WORK TO BE COMPLETED
Identify all lines below that hold "title" and collect them.

INPUT FOR THIS TASK
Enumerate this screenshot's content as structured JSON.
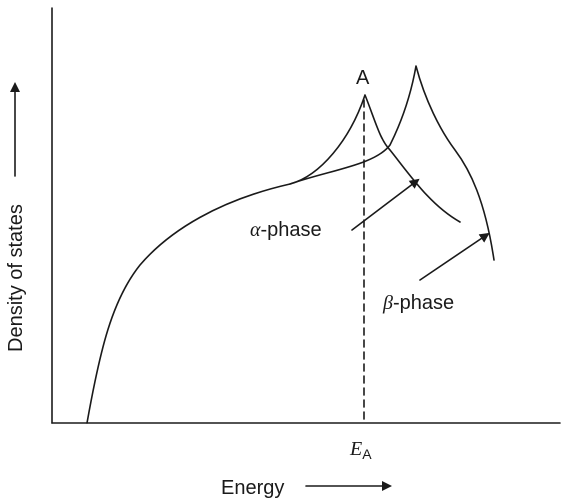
{
  "axes": {
    "x_label": "Energy",
    "y_label": "Density of states"
  },
  "peak_label": "A",
  "energy_marker": {
    "symbol": "E",
    "subscript": "A"
  },
  "curves": [
    {
      "name_symbol": "α",
      "name_suffix": "-phase"
    },
    {
      "name_symbol": "β",
      "name_suffix": "-phase"
    }
  ]
}
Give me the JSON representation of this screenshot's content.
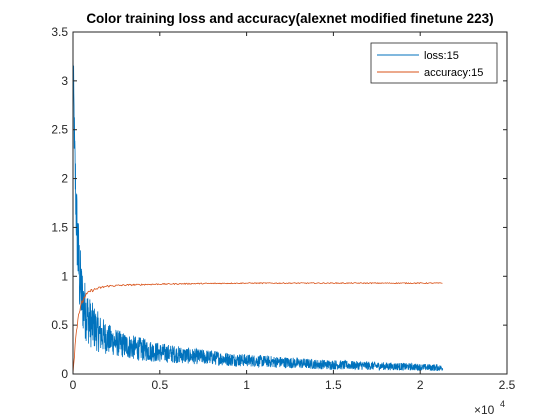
{
  "chart_data": {
    "type": "line",
    "title": "Color training loss and accuracy(alexnet modified finetune 223)",
    "xlabel": "",
    "ylabel": "",
    "xlim": [
      0,
      25000
    ],
    "ylim": [
      0,
      3.5
    ],
    "x_tick_labels": [
      "0",
      "0.5",
      "1",
      "1.5",
      "2",
      "2.5"
    ],
    "x_tick_values": [
      0,
      5000,
      10000,
      15000,
      20000,
      25000
    ],
    "x_exponent_base": "×10",
    "x_exponent_power": "4",
    "y_tick_labels": [
      "0",
      "0.5",
      "1",
      "1.5",
      "2",
      "2.5",
      "3",
      "3.5"
    ],
    "y_tick_values": [
      0,
      0.5,
      1,
      1.5,
      2,
      2.5,
      3,
      3.5
    ],
    "grid": false,
    "legend_placement": "top-right",
    "series": [
      {
        "name": "loss:15",
        "color": "#0072BD",
        "x": [
          0,
          100,
          200,
          300,
          400,
          500,
          700,
          1000,
          1500,
          2000,
          2500,
          3000,
          4000,
          5000,
          6000,
          7000,
          8000,
          9000,
          10000,
          11000,
          12000,
          13000,
          14000,
          15000,
          16000,
          17000,
          18000,
          19000,
          20000,
          21000,
          21300
        ],
        "y": [
          3.3,
          2.2,
          1.6,
          1.2,
          0.95,
          0.8,
          0.65,
          0.52,
          0.42,
          0.36,
          0.32,
          0.29,
          0.25,
          0.22,
          0.2,
          0.18,
          0.17,
          0.15,
          0.14,
          0.13,
          0.12,
          0.11,
          0.1,
          0.095,
          0.09,
          0.085,
          0.08,
          0.075,
          0.07,
          0.065,
          0.06
        ],
        "noise": [
          0.2,
          0.35,
          0.4,
          0.45,
          0.4,
          0.35,
          0.3,
          0.25,
          0.2,
          0.16,
          0.14,
          0.13,
          0.12,
          0.1,
          0.09,
          0.08,
          0.075,
          0.07,
          0.065,
          0.06,
          0.06,
          0.055,
          0.05,
          0.05,
          0.045,
          0.045,
          0.04,
          0.04,
          0.035,
          0.035,
          0.03
        ]
      },
      {
        "name": "accuracy:15",
        "color": "#D95319",
        "x": [
          0,
          100,
          200,
          300,
          500,
          700,
          1000,
          1500,
          2000,
          3000,
          4000,
          5000,
          7000,
          10000,
          15000,
          20000,
          21300
        ],
        "y": [
          0.0,
          0.25,
          0.45,
          0.6,
          0.72,
          0.8,
          0.85,
          0.88,
          0.9,
          0.91,
          0.915,
          0.92,
          0.925,
          0.93,
          0.93,
          0.93,
          0.93
        ],
        "noise": [
          0,
          0.04,
          0.04,
          0.03,
          0.025,
          0.02,
          0.015,
          0.012,
          0.01,
          0.008,
          0.007,
          0.006,
          0.006,
          0.005,
          0.005,
          0.005,
          0.005
        ]
      }
    ]
  }
}
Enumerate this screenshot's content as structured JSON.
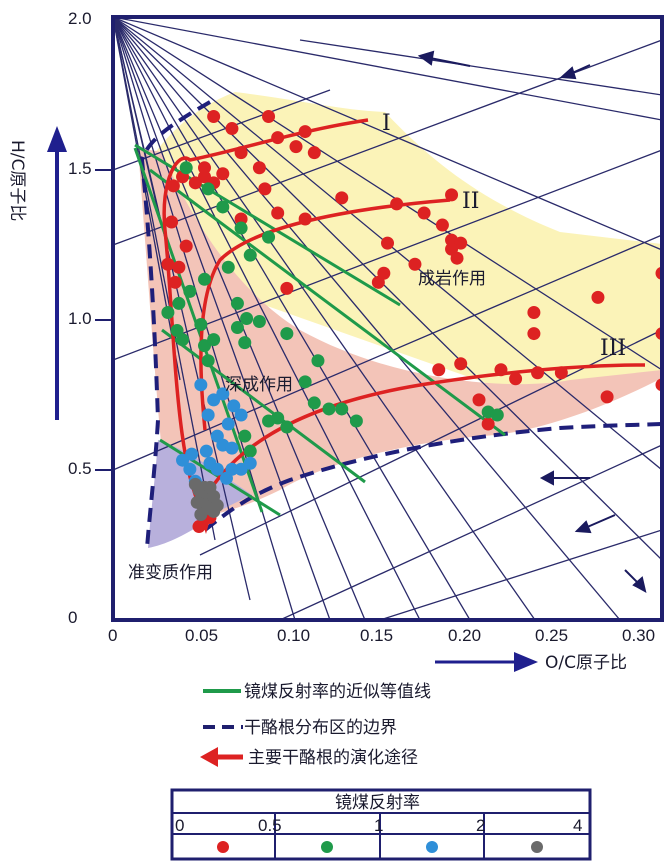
{
  "chart_data": {
    "type": "scatter",
    "xlabel": "O/C原子比",
    "ylabel": "H/C原子比",
    "xlim": [
      0,
      0.3
    ],
    "ylim": [
      0,
      2.0
    ],
    "x_ticks": [
      "0",
      "0.05",
      "0.10",
      "0.15",
      "0.20",
      "0.25",
      "0.30"
    ],
    "y_ticks": [
      "0",
      "0.5",
      "1.0",
      "1.5",
      "2.0"
    ],
    "regions": [
      {
        "label": "成岩作用",
        "color": "#fbf3b8"
      },
      {
        "label": "深成作用",
        "color": "#f3c4b8"
      },
      {
        "label": "准变质作用",
        "color": "#b8b0dc"
      }
    ],
    "path_labels": [
      "I",
      "II",
      "III"
    ],
    "series": [
      {
        "color": "#dd2222",
        "points": [
          [
            0.055,
            1.67
          ],
          [
            0.065,
            1.63
          ],
          [
            0.085,
            1.67
          ],
          [
            0.105,
            1.62
          ],
          [
            0.11,
            1.55
          ],
          [
            0.1,
            1.57
          ],
          [
            0.09,
            1.6
          ],
          [
            0.07,
            1.55
          ],
          [
            0.08,
            1.5
          ],
          [
            0.045,
            1.45
          ],
          [
            0.05,
            1.47
          ],
          [
            0.055,
            1.45
          ],
          [
            0.06,
            1.48
          ],
          [
            0.05,
            1.5
          ],
          [
            0.083,
            1.43
          ],
          [
            0.038,
            1.47
          ],
          [
            0.033,
            1.44
          ],
          [
            0.032,
            1.32
          ],
          [
            0.03,
            1.18
          ],
          [
            0.036,
            1.17
          ],
          [
            0.04,
            1.24
          ],
          [
            0.034,
            1.12
          ],
          [
            0.07,
            1.33
          ],
          [
            0.09,
            1.35
          ],
          [
            0.105,
            1.33
          ],
          [
            0.125,
            1.4
          ],
          [
            0.155,
            1.38
          ],
          [
            0.17,
            1.35
          ],
          [
            0.185,
            1.41
          ],
          [
            0.18,
            1.31
          ],
          [
            0.185,
            1.26
          ],
          [
            0.19,
            1.25
          ],
          [
            0.185,
            1.23
          ],
          [
            0.188,
            1.2
          ],
          [
            0.15,
            1.25
          ],
          [
            0.165,
            1.18
          ],
          [
            0.145,
            1.12
          ],
          [
            0.148,
            1.15
          ],
          [
            0.095,
            1.1
          ],
          [
            0.265,
            1.07
          ],
          [
            0.3,
            1.15
          ],
          [
            0.23,
            1.02
          ],
          [
            0.23,
            0.95
          ],
          [
            0.3,
            0.95
          ],
          [
            0.3,
            0.78
          ],
          [
            0.27,
            0.74
          ],
          [
            0.245,
            0.82
          ],
          [
            0.232,
            0.82
          ],
          [
            0.22,
            0.8
          ],
          [
            0.212,
            0.83
          ],
          [
            0.19,
            0.85
          ],
          [
            0.178,
            0.83
          ],
          [
            0.2,
            0.73
          ],
          [
            0.205,
            0.65
          ],
          [
            0.053,
            0.34
          ],
          [
            0.047,
            0.31
          ]
        ]
      },
      {
        "color": "#1f9a4a",
        "points": [
          [
            0.04,
            1.5
          ],
          [
            0.052,
            1.43
          ],
          [
            0.06,
            1.37
          ],
          [
            0.07,
            1.3
          ],
          [
            0.085,
            1.27
          ],
          [
            0.075,
            1.21
          ],
          [
            0.063,
            1.17
          ],
          [
            0.05,
            1.13
          ],
          [
            0.042,
            1.09
          ],
          [
            0.036,
            1.05
          ],
          [
            0.03,
            1.02
          ],
          [
            0.035,
            0.96
          ],
          [
            0.038,
            0.93
          ],
          [
            0.048,
            0.98
          ],
          [
            0.05,
            0.91
          ],
          [
            0.052,
            0.86
          ],
          [
            0.055,
            0.93
          ],
          [
            0.068,
            1.05
          ],
          [
            0.073,
            1.0
          ],
          [
            0.068,
            0.97
          ],
          [
            0.072,
            0.92
          ],
          [
            0.08,
            0.99
          ],
          [
            0.095,
            0.95
          ],
          [
            0.112,
            0.86
          ],
          [
            0.105,
            0.79
          ],
          [
            0.11,
            0.72
          ],
          [
            0.118,
            0.7
          ],
          [
            0.09,
            0.67
          ],
          [
            0.095,
            0.64
          ],
          [
            0.085,
            0.66
          ],
          [
            0.075,
            0.56
          ],
          [
            0.072,
            0.61
          ],
          [
            0.125,
            0.7
          ],
          [
            0.133,
            0.66
          ],
          [
            0.205,
            0.69
          ],
          [
            0.21,
            0.68
          ]
        ]
      },
      {
        "color": "#2f8fd8",
        "points": [
          [
            0.048,
            0.78
          ],
          [
            0.055,
            0.73
          ],
          [
            0.052,
            0.68
          ],
          [
            0.06,
            0.75
          ],
          [
            0.066,
            0.71
          ],
          [
            0.07,
            0.68
          ],
          [
            0.063,
            0.65
          ],
          [
            0.057,
            0.61
          ],
          [
            0.051,
            0.56
          ],
          [
            0.053,
            0.52
          ],
          [
            0.06,
            0.58
          ],
          [
            0.065,
            0.57
          ],
          [
            0.057,
            0.5
          ],
          [
            0.062,
            0.47
          ],
          [
            0.065,
            0.5
          ],
          [
            0.07,
            0.5
          ],
          [
            0.075,
            0.52
          ],
          [
            0.048,
            0.44
          ],
          [
            0.045,
            0.46
          ],
          [
            0.042,
            0.5
          ],
          [
            0.038,
            0.53
          ],
          [
            0.043,
            0.55
          ]
        ]
      },
      {
        "color": "#6a6a6a",
        "points": [
          [
            0.045,
            0.45
          ],
          [
            0.047,
            0.43
          ],
          [
            0.049,
            0.41
          ],
          [
            0.051,
            0.42
          ],
          [
            0.053,
            0.4
          ],
          [
            0.055,
            0.41
          ],
          [
            0.049,
            0.38
          ],
          [
            0.052,
            0.37
          ],
          [
            0.055,
            0.36
          ],
          [
            0.057,
            0.38
          ],
          [
            0.046,
            0.39
          ],
          [
            0.05,
            0.44
          ],
          [
            0.048,
            0.35
          ],
          [
            0.053,
            0.44
          ]
        ]
      }
    ]
  },
  "legend": {
    "green_line": "镜煤反射率的近似等值线",
    "dashed_boundary": "干酪根分布区的边界",
    "red_arrow": "主要干酪根的演化途径"
  },
  "vr_table": {
    "title": "镜煤反射率",
    "breaks": [
      "0",
      "0.5",
      "1",
      "2",
      "4"
    ],
    "colors": [
      "#dd2222",
      "#1f9a4a",
      "#2f8fd8",
      "#6a6a6a"
    ]
  }
}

CORRECT ANSWER
    "title": "Color training loss and accuracy(alexnet modified finetune 223)",
    "title": "镜煤反射率",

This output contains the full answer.